Dataset rows

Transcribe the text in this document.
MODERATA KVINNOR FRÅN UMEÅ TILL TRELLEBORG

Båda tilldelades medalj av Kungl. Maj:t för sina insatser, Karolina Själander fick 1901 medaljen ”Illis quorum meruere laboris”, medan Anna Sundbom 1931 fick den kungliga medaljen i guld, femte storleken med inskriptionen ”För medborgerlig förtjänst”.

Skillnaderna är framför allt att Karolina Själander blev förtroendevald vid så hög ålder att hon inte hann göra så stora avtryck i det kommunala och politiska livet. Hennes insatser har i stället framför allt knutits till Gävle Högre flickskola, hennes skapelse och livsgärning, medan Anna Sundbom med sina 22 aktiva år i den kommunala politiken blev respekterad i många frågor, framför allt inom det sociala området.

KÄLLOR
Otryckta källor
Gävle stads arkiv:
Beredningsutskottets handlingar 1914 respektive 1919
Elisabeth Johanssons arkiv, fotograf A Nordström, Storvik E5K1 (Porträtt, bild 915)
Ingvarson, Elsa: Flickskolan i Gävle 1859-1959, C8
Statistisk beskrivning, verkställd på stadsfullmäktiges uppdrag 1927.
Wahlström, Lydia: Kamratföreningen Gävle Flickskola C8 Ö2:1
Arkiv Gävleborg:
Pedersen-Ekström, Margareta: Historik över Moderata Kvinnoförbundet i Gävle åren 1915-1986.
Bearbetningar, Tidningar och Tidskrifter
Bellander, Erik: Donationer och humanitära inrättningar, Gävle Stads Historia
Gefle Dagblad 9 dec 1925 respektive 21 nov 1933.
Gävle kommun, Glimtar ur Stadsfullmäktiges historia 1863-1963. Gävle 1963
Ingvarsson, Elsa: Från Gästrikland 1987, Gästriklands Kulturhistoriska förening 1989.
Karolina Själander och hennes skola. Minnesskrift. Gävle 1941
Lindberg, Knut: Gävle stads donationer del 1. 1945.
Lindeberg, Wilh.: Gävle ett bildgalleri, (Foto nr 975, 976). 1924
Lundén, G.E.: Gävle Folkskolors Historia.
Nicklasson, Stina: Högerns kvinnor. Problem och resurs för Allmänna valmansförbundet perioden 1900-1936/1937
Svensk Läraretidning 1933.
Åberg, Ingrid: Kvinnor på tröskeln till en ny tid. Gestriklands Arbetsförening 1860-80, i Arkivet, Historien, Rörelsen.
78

## EXERCISE PROMPT
The lines above should be duplicated exactly.

## TASK OUTPUT
Transcribe the text in this document.
MODERATA KVINNOR FRÅN UMEÅ TILL TRELLEBORG

Båda tilldelades medalj av Kungl. Maj:t för sina insatser, Karolina Själander fick 1901 medaljen ”Illis quorum meruere laboris”, medan Anna Sundbom 1931 fick den kungliga medaljen i guld, femte storleken med inskriptionen ”För medborgerlig förtjänst”.

Skillnaderna är framför allt att Karolina Själander blev förtroendevald vid så hög ålder att hon inte hann göra så stora avtryck i det kommunala och politiska livet. Hennes insatser har i stället framför allt knutits till Gävle Högre flickskola, hennes skapelse och livsgärning, medan Anna Sundbom med sina 22 aktiva år i den kommunala politiken blev respekterad i många frågor, framför allt inom det sociala området.

KÄLLOR
Otryckta källor
Gävle stads arkiv:
Beredningsutskottets handlingar 1914 respektive 1919
Elisabeth Johanssons arkiv, fotograf A Nordström, Storvik E5K1 (Porträtt, bild 915)
Ingvarson, Elsa: Flickskolan i Gävle 1859-1959, C8
Statistisk beskrivning, verkställd på stadsfullmäktiges uppdrag 1927.
Wahlström, Lydia: Kamratföreningen Gävle Flickskola C8 Ö2:1
Arkiv Gävleborg:
Pedersen-Ekström, Margareta: Historik över Moderata Kvinnoförbundet i Gävle åren 1915-1986.
Bearbetningar, Tidningar och Tidskrifter
Bellander, Erik: Donationer och humanitära inrättningar, Gävle Stads Historia
Gefle Dagblad 9 dec 1925 respektive 21 nov 1933.
Gävle kommun, Glimtar ur Stadsfullmäktiges historia 1863-1963. Gävle 1963
Ingvarsson, Elsa: Från Gästrikland 1987, Gästriklands Kulturhistoriska förening 1989.
Karolina Själander och hennes skola. Minnesskrift. Gävle 1941
Lindberg, Knut: Gävle stads donationer del 1. 1945.
Lindeberg, Wilh.: Gävle ett bildgalleri, (Foto nr 975, 976). 1924
Lundén, G.E.: Gävle Folkskolors Historia.
Nicklasson, Stina: Högerns kvinnor. Problem och resurs för Allmänna valmansförbundet perioden 1900-1936/1937
Svensk Läraretidning 1933.
Åberg, Ingrid: Kvinnor på tröskeln till en ny tid. Gestriklands Arbetsförening 1860-80, i Arkivet, Historien, Rörelsen.
78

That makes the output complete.